--- Dataset excerpts ---

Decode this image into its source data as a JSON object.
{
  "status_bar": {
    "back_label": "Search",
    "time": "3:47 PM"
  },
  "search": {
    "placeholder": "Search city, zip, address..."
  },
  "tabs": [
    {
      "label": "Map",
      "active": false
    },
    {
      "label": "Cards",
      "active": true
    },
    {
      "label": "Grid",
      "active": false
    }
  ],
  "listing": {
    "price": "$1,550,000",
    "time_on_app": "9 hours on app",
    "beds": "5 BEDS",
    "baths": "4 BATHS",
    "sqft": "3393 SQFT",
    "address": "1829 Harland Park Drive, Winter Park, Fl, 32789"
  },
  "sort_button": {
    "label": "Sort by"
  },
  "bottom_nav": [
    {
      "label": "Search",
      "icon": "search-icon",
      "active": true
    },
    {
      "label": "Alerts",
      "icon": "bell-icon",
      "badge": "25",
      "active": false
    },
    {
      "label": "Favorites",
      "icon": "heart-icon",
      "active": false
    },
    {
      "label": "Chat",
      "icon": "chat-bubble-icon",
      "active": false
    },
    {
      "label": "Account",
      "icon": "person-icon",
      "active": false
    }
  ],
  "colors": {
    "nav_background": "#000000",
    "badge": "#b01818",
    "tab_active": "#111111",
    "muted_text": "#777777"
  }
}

---

Task statement: Every entry needs to be retyped exactly.

Solution for this problem:
Decode this image into its source data as a JSON object.
{
  "status_bar": {
    "back_label": "Search",
    "time": "3:47 PM"
  },
  "search": {
    "placeholder": "Search city, zip, address..."
  },
  "tabs": [
    {
      "label": "Map",
      "active": false
    },
    {
      "label": "Cards",
      "active": true
    },
    {
      "label": "Grid",
      "active": false
    }
  ],
  "listing": {
    "price": "$1,550,000",
    "time_on_app": "9 hours on app",
    "beds": "5 BEDS",
    "baths": "4 BATHS",
    "sqft": "3393 SQFT",
    "address": "1829 Harland Park Drive, Winter Park, Fl, 32789"
  },
  "sort_button": {
    "label": "Sort by"
  },
  "bottom_nav": [
    {
      "label": "Search",
      "icon": "search-icon",
      "active": true
    },
    {
      "label": "Alerts",
      "icon": "bell-icon",
      "badge": "25",
      "active": false
    },
    {
      "label": "Favorites",
      "icon": "heart-icon",
      "active": false
    },
    {
      "label": "Chat",
      "icon": "chat-bubble-icon",
      "active": false
    },
    {
      "label": "Account",
      "icon": "person-icon",
      "active": false
    }
  ],
  "colors": {
    "nav_background": "#000000",
    "badge": "#b01818",
    "tab_active": "#111111",
    "muted_text": "#777777"
  }
}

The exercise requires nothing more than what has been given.